#### Instructions to follow:
Output as a JSON list of strings, one per line with blank lines omitted, the lines of the records from the line containing "flux-pixel <box>69 246 72 249</box>" through the line containing "source-blob <box>911 243 929 261</box>", inclusive.

#### Records to process:
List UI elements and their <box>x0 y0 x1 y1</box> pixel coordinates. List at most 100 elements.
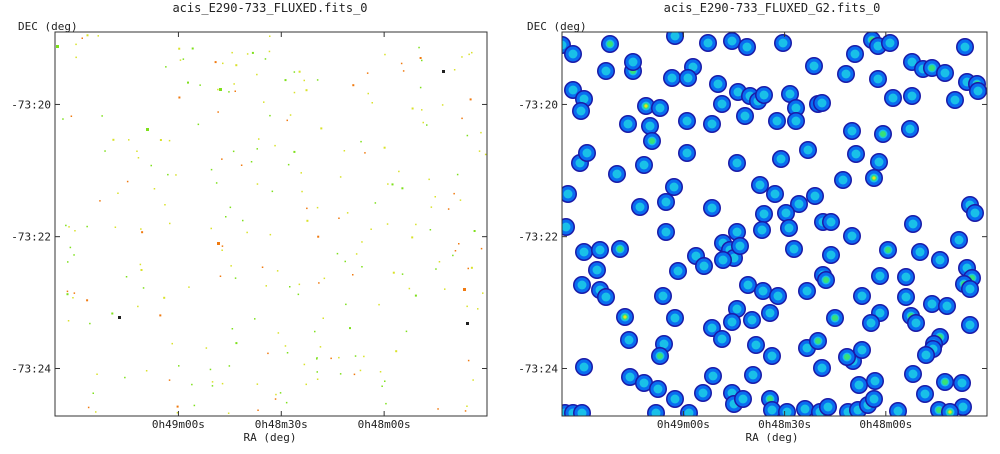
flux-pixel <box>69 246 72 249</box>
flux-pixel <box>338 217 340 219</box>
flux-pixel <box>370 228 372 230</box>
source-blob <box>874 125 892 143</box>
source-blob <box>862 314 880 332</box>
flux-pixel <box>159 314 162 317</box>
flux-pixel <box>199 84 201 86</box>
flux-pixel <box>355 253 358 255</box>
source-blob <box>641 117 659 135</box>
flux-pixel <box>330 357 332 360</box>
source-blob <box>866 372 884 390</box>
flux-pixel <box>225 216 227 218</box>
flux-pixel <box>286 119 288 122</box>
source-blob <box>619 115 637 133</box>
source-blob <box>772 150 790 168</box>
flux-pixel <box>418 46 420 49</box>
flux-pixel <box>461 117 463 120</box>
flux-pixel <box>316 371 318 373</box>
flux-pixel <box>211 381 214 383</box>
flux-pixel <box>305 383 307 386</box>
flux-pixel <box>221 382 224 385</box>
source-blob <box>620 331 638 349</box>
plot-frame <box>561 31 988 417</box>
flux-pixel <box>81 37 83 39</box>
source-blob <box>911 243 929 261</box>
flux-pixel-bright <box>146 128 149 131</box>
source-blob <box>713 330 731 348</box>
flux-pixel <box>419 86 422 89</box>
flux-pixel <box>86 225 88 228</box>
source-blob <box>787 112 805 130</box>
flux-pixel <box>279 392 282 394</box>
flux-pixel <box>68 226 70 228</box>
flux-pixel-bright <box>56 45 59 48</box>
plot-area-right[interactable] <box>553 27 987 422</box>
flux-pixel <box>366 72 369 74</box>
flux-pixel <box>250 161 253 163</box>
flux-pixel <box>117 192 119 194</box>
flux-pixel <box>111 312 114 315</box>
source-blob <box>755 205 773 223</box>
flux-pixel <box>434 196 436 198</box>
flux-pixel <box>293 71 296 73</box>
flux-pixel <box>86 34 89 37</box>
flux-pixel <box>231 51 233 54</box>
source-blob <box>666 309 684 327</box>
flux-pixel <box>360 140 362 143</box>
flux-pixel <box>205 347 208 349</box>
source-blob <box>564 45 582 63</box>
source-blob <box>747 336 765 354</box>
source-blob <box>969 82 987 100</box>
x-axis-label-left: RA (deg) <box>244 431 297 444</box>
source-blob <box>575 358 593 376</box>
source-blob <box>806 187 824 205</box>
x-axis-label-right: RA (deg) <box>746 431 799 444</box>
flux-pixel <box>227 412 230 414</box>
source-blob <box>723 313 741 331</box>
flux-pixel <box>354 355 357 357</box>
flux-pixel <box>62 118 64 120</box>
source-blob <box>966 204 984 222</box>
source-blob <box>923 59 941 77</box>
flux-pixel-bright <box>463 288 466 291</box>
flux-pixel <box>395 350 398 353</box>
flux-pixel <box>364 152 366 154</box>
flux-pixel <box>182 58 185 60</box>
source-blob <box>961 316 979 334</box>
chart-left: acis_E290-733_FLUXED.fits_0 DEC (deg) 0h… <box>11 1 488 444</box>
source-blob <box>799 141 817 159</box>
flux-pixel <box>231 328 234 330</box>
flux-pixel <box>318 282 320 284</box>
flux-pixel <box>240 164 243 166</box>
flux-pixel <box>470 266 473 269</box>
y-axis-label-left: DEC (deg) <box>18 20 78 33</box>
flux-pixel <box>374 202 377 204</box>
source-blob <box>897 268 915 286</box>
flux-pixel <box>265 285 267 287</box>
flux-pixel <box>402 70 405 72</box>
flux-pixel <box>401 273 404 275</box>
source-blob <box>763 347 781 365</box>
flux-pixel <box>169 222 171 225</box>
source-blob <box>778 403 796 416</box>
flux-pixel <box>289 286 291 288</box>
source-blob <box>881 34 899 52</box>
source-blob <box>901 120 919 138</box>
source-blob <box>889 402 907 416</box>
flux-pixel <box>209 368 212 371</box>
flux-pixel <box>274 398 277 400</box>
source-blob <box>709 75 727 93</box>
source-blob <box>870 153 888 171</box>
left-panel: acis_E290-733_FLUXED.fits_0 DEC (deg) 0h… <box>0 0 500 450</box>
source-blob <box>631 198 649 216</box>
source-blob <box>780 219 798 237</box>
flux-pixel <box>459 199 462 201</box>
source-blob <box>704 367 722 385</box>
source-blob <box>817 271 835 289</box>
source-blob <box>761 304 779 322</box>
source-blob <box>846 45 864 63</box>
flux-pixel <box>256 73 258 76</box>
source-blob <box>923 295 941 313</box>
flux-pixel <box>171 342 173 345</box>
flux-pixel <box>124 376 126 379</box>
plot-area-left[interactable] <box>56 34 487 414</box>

#### The solution:
[
  "flux-pixel <box>69 246 72 249</box>",
  "flux-pixel <box>338 217 340 219</box>",
  "flux-pixel <box>370 228 372 230</box>",
  "source-blob <box>874 125 892 143</box>",
  "source-blob <box>862 314 880 332</box>",
  "flux-pixel <box>159 314 162 317</box>",
  "flux-pixel <box>199 84 201 86</box>",
  "flux-pixel <box>355 253 358 255</box>",
  "source-blob <box>641 117 659 135</box>",
  "flux-pixel <box>330 357 332 360</box>",
  "source-blob <box>866 372 884 390</box>",
  "flux-pixel <box>225 216 227 218</box>",
  "flux-pixel <box>286 119 288 122</box>",
  "source-blob <box>619 115 637 133</box>",
  "source-blob <box>772 150 790 168</box>",
  "flux-pixel <box>418 46 420 49</box>",
  "flux-pixel <box>461 117 463 120</box>",
  "flux-pixel <box>316 371 318 373</box>",
  "flux-pixel <box>211 381 214 383</box>",
  "flux-pixel <box>305 383 307 386</box>",
  "flux-pixel <box>221 382 224 385</box>",
  "source-blob <box>620 331 638 349</box>",
  "plot-frame <box>561 31 988 417</box>",
  "flux-pixel <box>81 37 83 39</box>",
  "source-blob <box>911 243 929 261</box>"
]